→ **Aim**: Repeat the records verbatim and leave the pictures out of your copy.
** start **
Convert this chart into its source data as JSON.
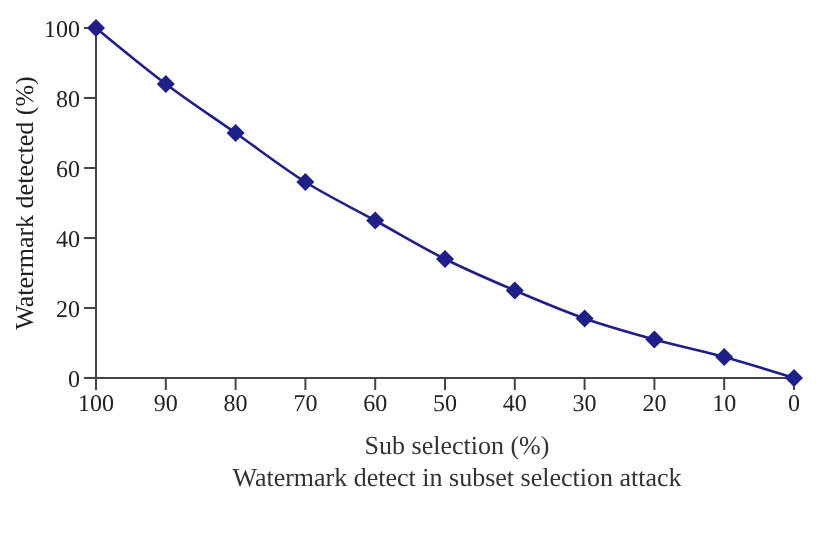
{
  "chart_data": {
    "type": "line",
    "xlabel": "Sub selection (%)",
    "ylabel": "Watermark detected (%)",
    "annotations": [
      "Watermark detect in subset selection attack"
    ],
    "x": [
      100,
      90,
      80,
      70,
      60,
      50,
      40,
      30,
      20,
      10,
      0
    ],
    "series": [
      {
        "color": "#1f1f8a",
        "values": [
          100,
          84,
          70,
          56,
          45,
          34,
          25,
          17,
          11,
          6,
          0
        ]
      }
    ],
    "xlim": [
      100,
      0
    ],
    "xticks": [
      100,
      90,
      80,
      70,
      60,
      50,
      40,
      30,
      20,
      10,
      0
    ],
    "ylim": [
      0,
      100
    ],
    "yticks": [
      0,
      20,
      40,
      60,
      80,
      100
    ],
    "grid": false,
    "legend": false,
    "marker": "diamond",
    "line_style": "solid"
  }
}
** end **
→ **Solution below**:
Convert this chart into its source data as JSON.
{
  "chart_data": {
    "type": "line",
    "xlabel": "Sub selection (%)",
    "ylabel": "Watermark detected (%)",
    "annotations": [
      "Watermark detect in subset selection attack"
    ],
    "x": [
      100,
      90,
      80,
      70,
      60,
      50,
      40,
      30,
      20,
      10,
      0
    ],
    "series": [
      {
        "color": "#1f1f8a",
        "values": [
          100,
          84,
          70,
          56,
          45,
          34,
          25,
          17,
          11,
          6,
          0
        ]
      }
    ],
    "xlim": [
      100,
      0
    ],
    "xticks": [
      100,
      90,
      80,
      70,
      60,
      50,
      40,
      30,
      20,
      10,
      0
    ],
    "ylim": [
      0,
      100
    ],
    "yticks": [
      0,
      20,
      40,
      60,
      80,
      100
    ],
    "grid": false,
    "legend": false,
    "marker": "diamond",
    "line_style": "solid"
  }
}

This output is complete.